Show only lines that include "title".
---------- RECORDS FOR THE TASK ----------
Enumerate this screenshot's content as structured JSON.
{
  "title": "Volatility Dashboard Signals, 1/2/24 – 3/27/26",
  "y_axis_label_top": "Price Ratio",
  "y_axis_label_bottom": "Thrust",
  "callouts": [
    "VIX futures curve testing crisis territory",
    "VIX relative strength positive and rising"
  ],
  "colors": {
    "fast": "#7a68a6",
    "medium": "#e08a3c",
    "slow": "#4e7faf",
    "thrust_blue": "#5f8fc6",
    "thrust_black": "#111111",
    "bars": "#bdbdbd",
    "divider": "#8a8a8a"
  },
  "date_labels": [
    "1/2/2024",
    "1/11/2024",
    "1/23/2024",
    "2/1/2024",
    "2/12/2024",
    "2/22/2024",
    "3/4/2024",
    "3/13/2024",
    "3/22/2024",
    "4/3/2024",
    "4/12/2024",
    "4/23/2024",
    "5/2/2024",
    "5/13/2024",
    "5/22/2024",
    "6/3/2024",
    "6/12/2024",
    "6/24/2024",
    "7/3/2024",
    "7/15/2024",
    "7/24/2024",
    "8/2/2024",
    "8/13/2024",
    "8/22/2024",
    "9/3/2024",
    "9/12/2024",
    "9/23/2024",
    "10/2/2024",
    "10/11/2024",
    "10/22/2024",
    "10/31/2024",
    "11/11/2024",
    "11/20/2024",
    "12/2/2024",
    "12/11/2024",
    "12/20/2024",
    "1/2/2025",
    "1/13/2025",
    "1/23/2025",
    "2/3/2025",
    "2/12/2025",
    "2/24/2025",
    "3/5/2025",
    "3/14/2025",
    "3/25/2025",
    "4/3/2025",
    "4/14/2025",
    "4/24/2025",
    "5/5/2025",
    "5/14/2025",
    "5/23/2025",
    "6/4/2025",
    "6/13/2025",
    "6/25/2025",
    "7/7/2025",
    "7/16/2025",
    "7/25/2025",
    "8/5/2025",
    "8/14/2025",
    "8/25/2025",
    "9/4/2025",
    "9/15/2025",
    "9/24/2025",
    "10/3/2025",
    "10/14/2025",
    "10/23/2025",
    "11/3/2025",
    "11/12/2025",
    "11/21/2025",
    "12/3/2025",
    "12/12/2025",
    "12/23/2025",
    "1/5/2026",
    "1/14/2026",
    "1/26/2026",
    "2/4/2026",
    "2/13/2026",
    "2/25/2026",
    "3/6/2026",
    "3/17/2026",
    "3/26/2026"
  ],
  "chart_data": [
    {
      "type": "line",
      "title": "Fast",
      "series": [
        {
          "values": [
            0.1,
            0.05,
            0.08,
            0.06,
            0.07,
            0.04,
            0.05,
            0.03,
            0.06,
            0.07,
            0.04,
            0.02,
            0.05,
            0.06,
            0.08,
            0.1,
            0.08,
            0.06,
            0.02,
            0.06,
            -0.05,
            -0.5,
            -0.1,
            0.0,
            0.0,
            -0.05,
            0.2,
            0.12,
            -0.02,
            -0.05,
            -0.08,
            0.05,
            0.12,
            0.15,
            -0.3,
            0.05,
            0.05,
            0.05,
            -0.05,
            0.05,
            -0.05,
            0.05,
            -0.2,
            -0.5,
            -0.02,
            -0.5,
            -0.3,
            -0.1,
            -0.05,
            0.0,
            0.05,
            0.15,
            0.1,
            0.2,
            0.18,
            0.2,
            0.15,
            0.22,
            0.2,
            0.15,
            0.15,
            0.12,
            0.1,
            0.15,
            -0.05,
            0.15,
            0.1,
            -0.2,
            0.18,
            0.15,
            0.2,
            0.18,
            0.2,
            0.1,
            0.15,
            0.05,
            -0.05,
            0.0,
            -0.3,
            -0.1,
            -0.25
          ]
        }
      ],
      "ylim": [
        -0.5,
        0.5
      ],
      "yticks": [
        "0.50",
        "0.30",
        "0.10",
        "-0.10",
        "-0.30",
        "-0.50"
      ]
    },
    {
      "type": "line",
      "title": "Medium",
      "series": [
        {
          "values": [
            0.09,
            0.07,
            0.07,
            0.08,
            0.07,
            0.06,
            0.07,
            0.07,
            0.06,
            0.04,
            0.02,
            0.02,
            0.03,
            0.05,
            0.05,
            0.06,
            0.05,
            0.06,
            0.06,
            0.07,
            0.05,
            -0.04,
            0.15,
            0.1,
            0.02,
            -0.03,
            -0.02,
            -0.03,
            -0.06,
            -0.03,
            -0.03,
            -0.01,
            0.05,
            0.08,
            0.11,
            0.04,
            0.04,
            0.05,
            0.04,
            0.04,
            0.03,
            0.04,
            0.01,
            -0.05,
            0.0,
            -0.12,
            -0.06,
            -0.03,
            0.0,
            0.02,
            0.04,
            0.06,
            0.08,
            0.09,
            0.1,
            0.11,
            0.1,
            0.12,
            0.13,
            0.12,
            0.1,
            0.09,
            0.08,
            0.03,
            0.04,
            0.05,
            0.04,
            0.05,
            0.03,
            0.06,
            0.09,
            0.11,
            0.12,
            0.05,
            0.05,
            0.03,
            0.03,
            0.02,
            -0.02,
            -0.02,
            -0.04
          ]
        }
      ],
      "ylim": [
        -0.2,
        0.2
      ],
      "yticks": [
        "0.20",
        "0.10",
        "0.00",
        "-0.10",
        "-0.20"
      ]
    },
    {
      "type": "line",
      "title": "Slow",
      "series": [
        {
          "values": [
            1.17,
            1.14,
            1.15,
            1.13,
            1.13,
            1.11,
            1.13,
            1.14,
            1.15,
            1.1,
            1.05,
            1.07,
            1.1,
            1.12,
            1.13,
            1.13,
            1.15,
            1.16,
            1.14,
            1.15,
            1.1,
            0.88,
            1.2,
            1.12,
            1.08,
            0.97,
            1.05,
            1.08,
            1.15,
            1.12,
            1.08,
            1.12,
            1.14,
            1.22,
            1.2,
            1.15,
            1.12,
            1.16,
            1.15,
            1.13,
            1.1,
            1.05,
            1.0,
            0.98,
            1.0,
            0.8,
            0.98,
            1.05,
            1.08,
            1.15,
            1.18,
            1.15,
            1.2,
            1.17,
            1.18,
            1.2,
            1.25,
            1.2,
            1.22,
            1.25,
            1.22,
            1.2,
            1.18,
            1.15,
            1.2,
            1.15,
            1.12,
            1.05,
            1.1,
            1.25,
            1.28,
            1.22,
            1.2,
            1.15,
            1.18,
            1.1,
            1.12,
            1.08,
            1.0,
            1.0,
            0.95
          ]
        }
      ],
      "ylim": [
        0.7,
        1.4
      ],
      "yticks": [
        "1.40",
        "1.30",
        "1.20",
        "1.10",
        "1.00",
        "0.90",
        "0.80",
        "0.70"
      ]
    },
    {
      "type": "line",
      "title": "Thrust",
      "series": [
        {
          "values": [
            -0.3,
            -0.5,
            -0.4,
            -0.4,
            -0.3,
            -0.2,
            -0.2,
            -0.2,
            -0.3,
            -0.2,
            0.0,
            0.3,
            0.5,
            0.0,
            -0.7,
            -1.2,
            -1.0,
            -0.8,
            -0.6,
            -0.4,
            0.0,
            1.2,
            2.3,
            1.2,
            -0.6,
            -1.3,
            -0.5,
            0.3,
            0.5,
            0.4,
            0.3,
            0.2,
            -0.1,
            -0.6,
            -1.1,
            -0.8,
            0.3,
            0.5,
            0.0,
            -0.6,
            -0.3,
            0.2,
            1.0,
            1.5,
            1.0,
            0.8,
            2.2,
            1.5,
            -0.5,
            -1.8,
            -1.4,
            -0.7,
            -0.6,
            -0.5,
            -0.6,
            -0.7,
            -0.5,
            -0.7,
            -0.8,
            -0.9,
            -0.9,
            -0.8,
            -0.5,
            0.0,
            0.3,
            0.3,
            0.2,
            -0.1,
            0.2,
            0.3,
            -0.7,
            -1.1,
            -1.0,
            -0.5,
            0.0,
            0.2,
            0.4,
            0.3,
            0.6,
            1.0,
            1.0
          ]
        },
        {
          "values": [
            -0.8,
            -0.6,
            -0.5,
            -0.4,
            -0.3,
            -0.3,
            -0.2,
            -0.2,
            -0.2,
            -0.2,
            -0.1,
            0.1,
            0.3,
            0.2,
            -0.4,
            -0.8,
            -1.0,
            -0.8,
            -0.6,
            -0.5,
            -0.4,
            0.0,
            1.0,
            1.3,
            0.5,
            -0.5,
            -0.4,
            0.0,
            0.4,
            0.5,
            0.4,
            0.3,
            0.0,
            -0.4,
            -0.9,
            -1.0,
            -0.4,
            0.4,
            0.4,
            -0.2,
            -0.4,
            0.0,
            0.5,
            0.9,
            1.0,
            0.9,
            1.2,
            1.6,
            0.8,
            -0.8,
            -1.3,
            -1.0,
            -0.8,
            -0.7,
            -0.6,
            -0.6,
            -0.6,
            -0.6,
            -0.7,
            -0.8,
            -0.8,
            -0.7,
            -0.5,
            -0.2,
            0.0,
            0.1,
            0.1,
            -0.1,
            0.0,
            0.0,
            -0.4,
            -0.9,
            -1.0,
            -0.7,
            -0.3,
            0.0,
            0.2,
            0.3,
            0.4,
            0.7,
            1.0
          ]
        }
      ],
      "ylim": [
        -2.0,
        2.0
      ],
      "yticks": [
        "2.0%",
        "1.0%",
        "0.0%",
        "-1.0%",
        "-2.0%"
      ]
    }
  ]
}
----------
RESULT OF THE TASK
  "title": "Volatility Dashboard Signals, 1/2/24 – 3/27/26",
      "title": "Fast",
      "title": "Medium",
      "title": "Slow",
      "title": "Thrust",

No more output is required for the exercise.